§ **Short problem**
Copy each line of the material below that includes the string "exterior".

§ **Supplied material**
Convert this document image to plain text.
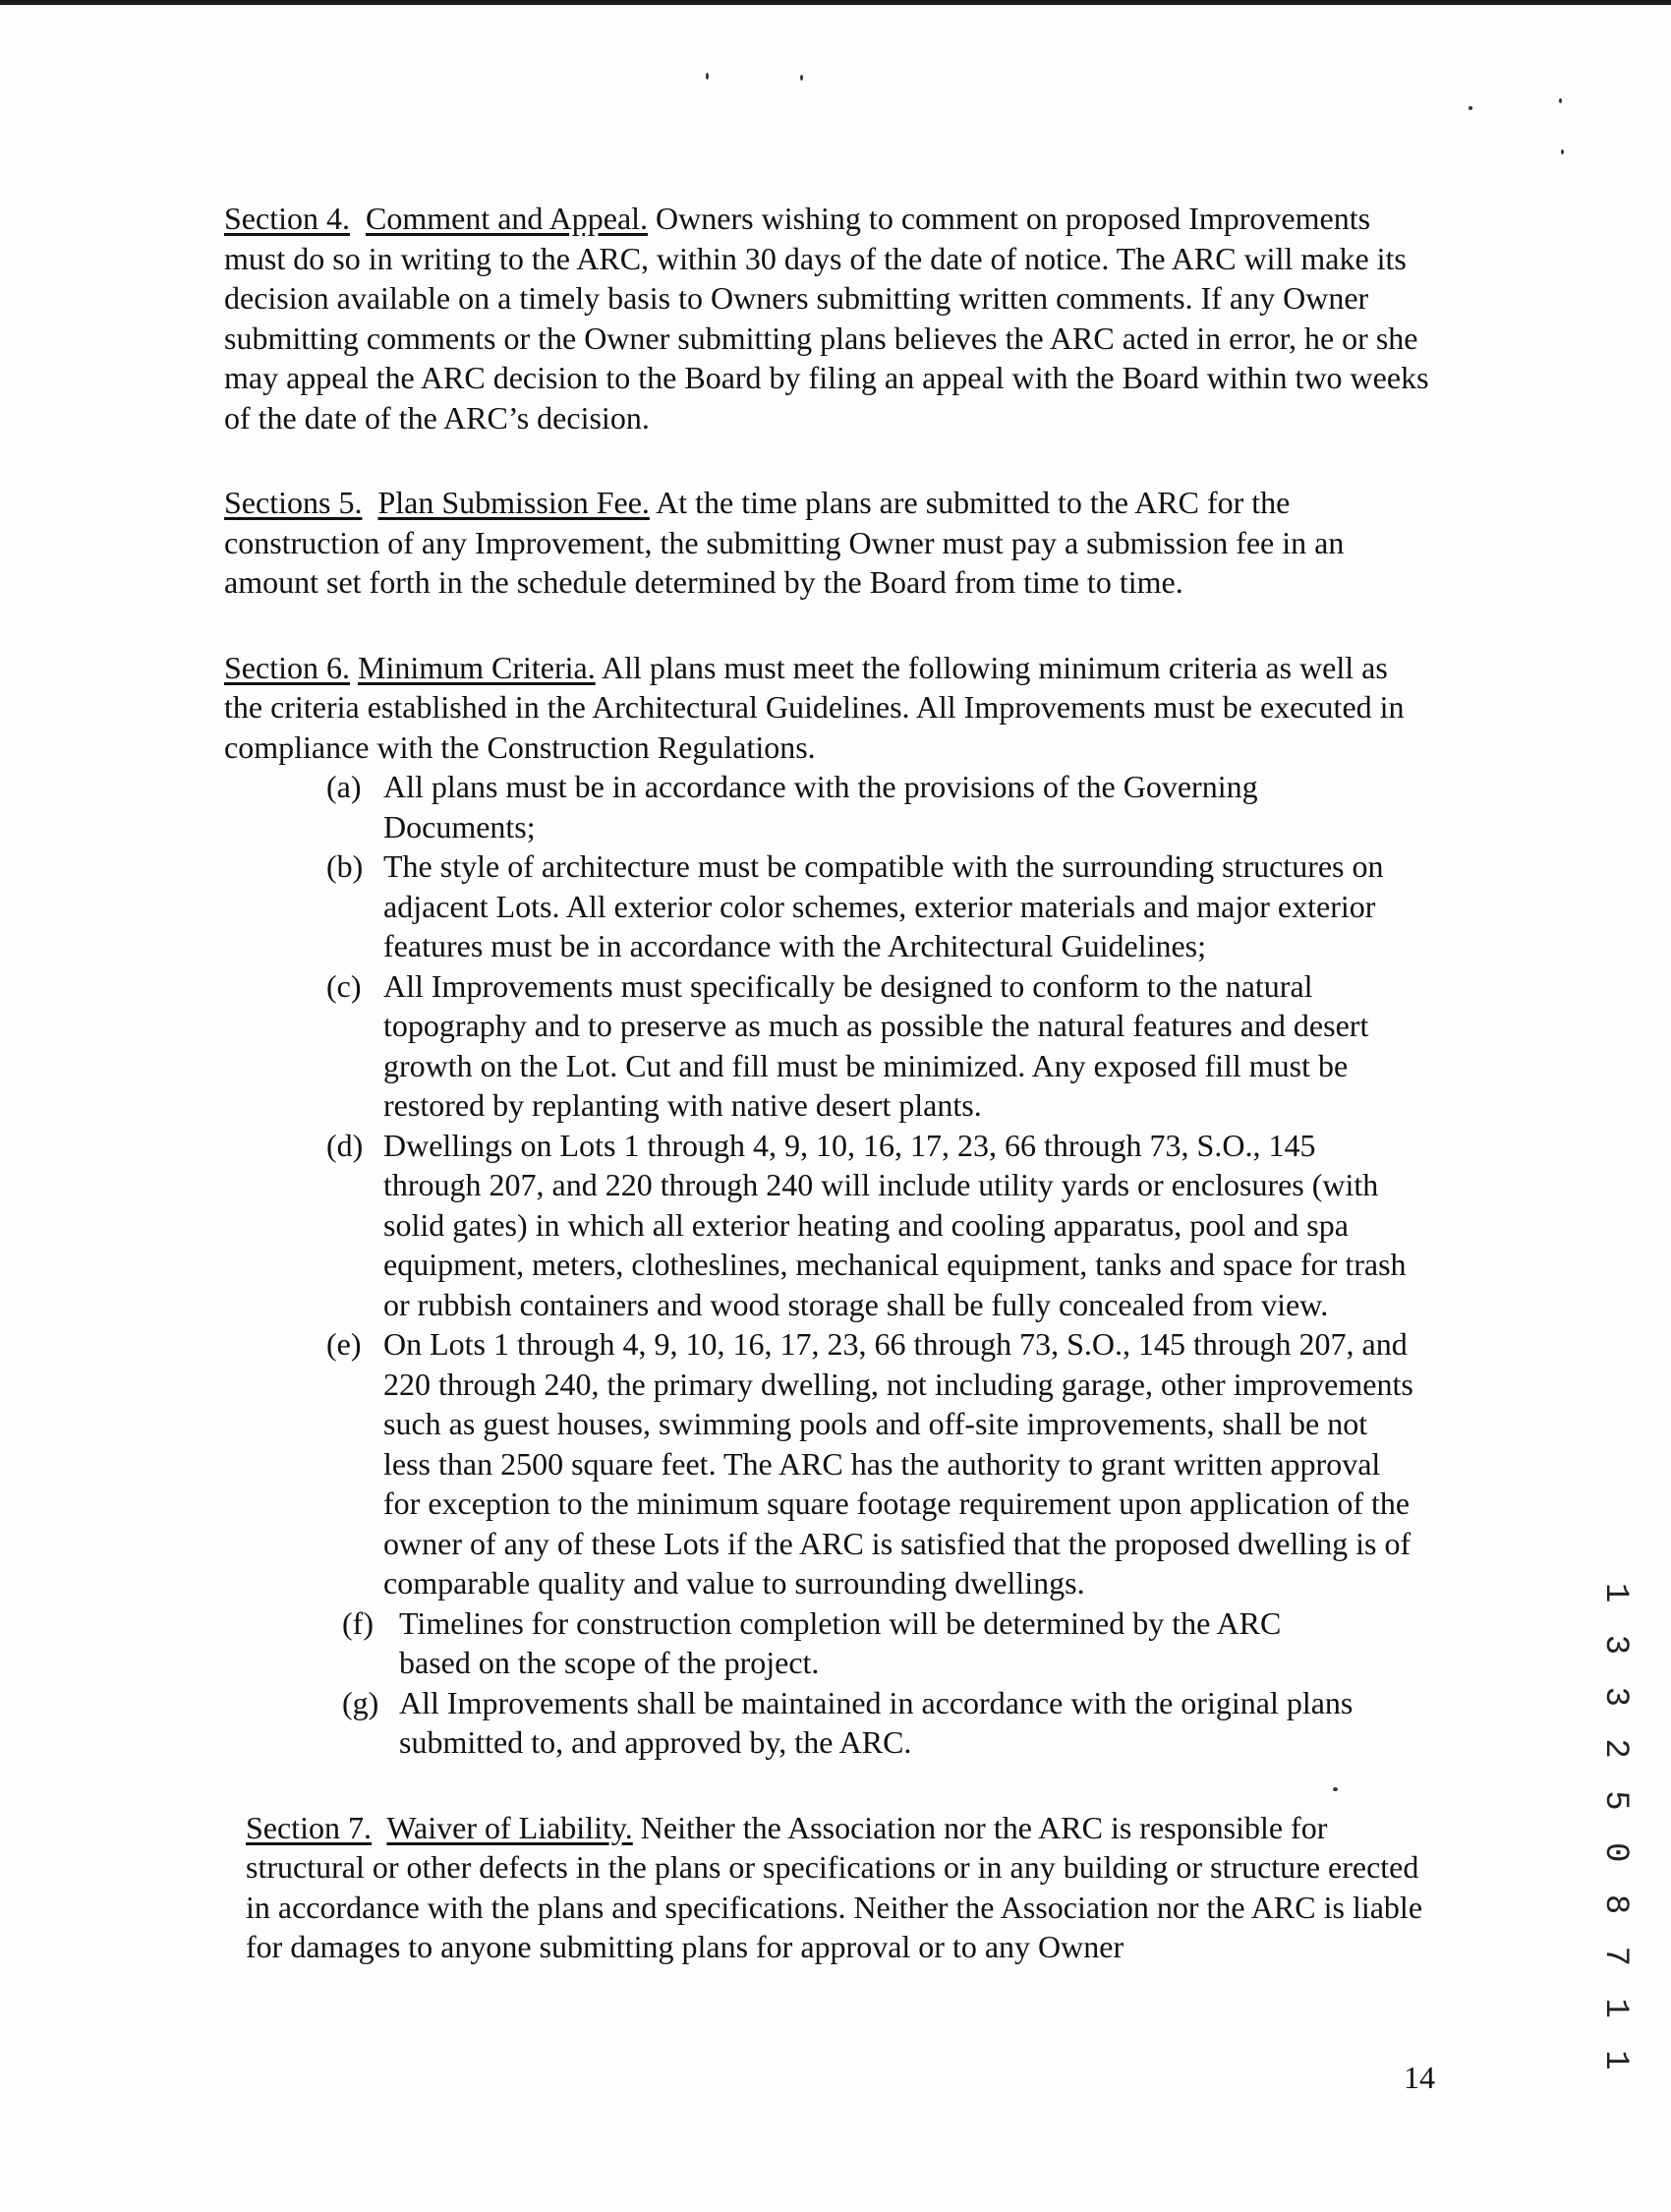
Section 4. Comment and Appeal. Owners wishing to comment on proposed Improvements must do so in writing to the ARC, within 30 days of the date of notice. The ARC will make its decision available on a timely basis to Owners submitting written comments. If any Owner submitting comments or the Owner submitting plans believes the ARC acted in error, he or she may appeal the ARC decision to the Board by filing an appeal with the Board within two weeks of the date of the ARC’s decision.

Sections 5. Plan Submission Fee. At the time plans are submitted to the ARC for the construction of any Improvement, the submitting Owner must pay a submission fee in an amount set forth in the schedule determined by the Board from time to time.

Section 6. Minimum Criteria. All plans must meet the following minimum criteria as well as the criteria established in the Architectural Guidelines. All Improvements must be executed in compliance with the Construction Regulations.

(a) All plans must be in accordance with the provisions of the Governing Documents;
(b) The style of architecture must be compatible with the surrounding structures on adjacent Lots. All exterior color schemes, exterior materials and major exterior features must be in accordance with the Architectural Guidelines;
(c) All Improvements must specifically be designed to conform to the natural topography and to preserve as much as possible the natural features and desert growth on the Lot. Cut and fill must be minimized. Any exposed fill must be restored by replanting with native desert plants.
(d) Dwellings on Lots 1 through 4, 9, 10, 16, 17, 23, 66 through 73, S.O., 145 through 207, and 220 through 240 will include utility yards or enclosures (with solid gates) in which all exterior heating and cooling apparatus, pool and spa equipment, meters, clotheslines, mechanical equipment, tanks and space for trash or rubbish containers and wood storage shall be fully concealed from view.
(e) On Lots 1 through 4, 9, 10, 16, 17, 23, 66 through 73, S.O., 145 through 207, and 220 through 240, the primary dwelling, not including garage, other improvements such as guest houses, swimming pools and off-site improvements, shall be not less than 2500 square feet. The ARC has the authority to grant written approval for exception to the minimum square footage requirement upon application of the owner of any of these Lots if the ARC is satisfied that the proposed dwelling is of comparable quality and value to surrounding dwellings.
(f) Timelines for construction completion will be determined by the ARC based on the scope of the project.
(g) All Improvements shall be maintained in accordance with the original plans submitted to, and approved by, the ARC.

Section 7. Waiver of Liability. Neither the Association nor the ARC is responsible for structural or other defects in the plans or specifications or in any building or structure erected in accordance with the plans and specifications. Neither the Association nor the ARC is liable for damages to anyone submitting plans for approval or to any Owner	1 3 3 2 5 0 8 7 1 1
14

§ **Output for this task**
(b) The style of architecture must be compatible with the surrounding structures on adjacent Lots. All exterior color schemes, exterior materials and major exterior features must be in accordance with the Architectural Guidelines;
(d) Dwellings on Lots 1 through 4, 9, 10, 16, 17, 23, 66 through 73, S.O., 145 through 207, and 220 through 240 will include utility yards or enclosures (with solid gates) in which all exterior heating and cooling apparatus, pool and spa equipment, meters, clotheslines, mechanical equipment, tanks and space for trash or rubbish containers and wood storage shall be fully concealed from view.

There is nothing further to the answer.